### Problem
The output should consist solely of the line containing "Output the text content of this document." and the lines that follow it through the end of the data below.

-- begin Given data --

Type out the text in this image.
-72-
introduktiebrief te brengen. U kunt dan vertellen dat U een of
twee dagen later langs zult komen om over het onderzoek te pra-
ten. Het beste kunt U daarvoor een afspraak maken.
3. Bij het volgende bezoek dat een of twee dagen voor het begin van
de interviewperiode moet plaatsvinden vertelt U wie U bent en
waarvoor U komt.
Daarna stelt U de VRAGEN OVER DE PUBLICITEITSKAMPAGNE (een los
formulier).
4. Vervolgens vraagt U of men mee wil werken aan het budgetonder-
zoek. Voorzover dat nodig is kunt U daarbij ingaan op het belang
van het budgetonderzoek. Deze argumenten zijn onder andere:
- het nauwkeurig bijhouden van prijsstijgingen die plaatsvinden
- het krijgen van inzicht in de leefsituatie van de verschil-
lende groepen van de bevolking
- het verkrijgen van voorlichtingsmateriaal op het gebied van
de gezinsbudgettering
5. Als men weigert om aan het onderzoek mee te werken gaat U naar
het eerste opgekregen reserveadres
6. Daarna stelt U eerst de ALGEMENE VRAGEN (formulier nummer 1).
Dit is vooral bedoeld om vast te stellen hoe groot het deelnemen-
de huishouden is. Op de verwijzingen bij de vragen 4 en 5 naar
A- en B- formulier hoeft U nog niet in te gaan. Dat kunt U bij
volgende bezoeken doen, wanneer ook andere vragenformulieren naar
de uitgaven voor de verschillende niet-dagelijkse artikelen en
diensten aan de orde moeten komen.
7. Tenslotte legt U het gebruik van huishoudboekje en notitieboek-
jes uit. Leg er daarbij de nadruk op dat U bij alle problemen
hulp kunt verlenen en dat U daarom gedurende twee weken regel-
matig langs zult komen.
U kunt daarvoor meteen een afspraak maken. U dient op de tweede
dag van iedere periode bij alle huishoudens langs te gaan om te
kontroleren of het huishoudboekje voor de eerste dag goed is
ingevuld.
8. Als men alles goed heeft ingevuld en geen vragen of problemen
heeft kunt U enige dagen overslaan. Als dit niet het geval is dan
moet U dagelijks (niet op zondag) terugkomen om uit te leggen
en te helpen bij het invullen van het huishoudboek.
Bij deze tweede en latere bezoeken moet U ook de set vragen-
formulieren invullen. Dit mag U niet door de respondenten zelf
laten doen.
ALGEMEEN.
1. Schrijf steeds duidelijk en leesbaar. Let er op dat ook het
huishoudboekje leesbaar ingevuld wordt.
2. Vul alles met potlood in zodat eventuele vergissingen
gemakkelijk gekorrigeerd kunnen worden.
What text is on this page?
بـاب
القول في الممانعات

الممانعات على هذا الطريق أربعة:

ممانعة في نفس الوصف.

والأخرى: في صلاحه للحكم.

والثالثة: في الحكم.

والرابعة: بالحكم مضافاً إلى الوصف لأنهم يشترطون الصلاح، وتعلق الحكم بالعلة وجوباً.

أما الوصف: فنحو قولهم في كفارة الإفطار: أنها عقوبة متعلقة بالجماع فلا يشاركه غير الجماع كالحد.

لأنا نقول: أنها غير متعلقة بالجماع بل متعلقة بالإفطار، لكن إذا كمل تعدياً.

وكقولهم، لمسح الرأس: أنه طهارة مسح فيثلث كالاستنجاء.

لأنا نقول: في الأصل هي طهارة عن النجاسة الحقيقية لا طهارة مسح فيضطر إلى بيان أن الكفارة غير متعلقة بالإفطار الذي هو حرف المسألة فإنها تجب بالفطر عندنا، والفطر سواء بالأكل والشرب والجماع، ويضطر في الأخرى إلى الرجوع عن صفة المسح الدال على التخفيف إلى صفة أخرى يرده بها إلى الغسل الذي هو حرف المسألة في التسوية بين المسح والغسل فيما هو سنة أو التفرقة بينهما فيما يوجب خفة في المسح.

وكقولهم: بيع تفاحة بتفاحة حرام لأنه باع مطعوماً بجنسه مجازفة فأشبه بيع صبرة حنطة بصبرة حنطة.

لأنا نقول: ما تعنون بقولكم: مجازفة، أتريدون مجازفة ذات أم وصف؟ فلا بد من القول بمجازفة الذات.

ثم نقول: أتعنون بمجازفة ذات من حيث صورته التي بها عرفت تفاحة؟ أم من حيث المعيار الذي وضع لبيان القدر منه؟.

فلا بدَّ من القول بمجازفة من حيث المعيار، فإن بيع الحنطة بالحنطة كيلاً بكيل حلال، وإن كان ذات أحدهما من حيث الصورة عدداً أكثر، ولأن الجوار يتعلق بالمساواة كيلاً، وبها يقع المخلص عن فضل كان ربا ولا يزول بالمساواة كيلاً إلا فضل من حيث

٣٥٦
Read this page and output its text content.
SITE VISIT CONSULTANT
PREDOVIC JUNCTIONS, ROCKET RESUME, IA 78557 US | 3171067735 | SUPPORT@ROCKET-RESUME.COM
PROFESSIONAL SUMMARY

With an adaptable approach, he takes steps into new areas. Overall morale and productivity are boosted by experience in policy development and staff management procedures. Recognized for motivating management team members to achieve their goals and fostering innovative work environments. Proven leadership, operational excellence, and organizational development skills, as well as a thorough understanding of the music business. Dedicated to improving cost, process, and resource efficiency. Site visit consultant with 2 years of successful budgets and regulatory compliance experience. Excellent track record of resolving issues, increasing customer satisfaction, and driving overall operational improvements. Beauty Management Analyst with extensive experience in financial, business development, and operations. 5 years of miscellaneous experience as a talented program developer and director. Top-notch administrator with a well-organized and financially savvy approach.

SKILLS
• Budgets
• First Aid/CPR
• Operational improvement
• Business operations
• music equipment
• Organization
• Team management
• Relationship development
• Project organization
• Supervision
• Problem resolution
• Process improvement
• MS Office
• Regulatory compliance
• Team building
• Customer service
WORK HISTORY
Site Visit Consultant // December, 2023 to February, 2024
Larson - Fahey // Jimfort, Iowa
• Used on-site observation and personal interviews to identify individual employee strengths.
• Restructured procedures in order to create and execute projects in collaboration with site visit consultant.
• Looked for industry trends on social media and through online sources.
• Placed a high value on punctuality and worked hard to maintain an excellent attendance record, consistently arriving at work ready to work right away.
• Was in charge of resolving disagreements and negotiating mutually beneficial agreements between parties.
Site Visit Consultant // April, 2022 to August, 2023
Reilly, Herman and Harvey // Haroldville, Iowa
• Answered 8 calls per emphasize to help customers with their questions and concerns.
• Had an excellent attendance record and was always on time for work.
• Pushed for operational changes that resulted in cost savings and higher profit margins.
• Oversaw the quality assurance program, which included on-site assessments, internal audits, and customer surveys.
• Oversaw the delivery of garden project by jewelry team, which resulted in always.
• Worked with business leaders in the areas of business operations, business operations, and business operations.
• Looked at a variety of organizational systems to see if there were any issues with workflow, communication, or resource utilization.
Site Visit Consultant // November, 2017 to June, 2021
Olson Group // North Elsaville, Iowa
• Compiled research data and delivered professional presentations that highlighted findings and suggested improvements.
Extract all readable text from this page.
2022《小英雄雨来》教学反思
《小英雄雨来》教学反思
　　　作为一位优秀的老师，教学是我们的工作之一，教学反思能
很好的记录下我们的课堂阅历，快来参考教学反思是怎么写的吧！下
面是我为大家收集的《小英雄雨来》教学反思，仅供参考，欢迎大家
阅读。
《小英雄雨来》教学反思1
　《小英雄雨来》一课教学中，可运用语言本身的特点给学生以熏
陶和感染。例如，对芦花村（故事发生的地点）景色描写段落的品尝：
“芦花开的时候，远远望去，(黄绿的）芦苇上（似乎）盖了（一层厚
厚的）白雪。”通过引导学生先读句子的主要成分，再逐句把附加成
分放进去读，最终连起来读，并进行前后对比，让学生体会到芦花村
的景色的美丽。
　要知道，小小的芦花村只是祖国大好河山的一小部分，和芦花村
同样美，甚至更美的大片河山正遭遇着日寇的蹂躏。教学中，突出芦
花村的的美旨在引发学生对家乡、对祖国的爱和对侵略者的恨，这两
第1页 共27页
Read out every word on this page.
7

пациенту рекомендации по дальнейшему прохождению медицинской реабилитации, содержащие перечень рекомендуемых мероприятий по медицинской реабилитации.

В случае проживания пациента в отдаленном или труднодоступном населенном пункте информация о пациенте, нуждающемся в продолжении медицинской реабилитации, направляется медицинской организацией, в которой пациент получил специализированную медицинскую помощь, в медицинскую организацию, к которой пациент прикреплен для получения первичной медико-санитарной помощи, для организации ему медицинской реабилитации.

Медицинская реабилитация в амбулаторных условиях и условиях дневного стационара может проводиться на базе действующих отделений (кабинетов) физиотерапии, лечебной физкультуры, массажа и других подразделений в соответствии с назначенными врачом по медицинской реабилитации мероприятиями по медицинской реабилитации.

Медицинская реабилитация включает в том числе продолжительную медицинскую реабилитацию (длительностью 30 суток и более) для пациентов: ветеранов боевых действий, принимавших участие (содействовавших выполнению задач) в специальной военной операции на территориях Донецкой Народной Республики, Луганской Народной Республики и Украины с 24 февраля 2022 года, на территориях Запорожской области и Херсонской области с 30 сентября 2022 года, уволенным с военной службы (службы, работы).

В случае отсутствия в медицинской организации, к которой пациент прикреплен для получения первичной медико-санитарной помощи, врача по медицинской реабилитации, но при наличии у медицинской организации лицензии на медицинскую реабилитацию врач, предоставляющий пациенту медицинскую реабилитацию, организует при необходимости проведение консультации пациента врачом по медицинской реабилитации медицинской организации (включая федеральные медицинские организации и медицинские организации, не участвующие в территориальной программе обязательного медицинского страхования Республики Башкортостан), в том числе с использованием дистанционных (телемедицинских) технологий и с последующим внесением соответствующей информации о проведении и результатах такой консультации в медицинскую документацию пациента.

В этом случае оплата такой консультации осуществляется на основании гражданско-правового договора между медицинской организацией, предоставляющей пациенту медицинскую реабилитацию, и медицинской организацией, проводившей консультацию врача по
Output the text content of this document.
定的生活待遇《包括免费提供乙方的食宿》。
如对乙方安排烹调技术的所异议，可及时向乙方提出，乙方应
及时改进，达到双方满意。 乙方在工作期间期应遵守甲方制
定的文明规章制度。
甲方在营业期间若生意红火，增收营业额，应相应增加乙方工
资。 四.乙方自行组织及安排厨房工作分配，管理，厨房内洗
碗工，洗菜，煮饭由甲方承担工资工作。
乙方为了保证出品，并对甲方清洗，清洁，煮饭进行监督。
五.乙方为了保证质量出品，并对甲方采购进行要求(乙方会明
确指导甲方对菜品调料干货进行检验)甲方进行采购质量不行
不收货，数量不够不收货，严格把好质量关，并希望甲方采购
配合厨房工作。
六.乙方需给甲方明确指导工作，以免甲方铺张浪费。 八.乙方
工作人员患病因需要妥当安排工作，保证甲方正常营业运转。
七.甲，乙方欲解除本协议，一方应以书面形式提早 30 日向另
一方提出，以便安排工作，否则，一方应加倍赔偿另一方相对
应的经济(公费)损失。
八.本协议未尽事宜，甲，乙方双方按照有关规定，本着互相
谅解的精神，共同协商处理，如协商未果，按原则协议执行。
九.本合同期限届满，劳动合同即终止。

-- end Given data --

### Exercise answer
Output the text content of this document.
定的生活待遇《包括免费提供乙方的食宿》。
如对乙方安排烹调技术的所异议，可及时向乙方提出，乙方应
及时改进，达到双方满意。 乙方在工作期间期应遵守甲方制
定的文明规章制度。
甲方在营业期间若生意红火，增收营业额，应相应增加乙方工
资。 四.乙方自行组织及安排厨房工作分配，管理，厨房内洗
碗工，洗菜，煮饭由甲方承担工资工作。
乙方为了保证出品，并对甲方清洗，清洁，煮饭进行监督。
五.乙方为了保证质量出品，并对甲方采购进行要求(乙方会明
确指导甲方对菜品调料干货进行检验)甲方进行采购质量不行
不收货，数量不够不收货，严格把好质量关，并希望甲方采购
配合厨房工作。
六.乙方需给甲方明确指导工作，以免甲方铺张浪费。 八.乙方
工作人员患病因需要妥当安排工作，保证甲方正常营业运转。
七.甲，乙方欲解除本协议，一方应以书面形式提早 30 日向另
一方提出，以便安排工作，否则，一方应加倍赔偿另一方相对
应的经济(公费)损失。
八.本协议未尽事宜，甲，乙方双方按照有关规定，本着互相
谅解的精神，共同协商处理，如协商未果，按原则协议执行。
九.本合同期限届满，劳动合同即终止。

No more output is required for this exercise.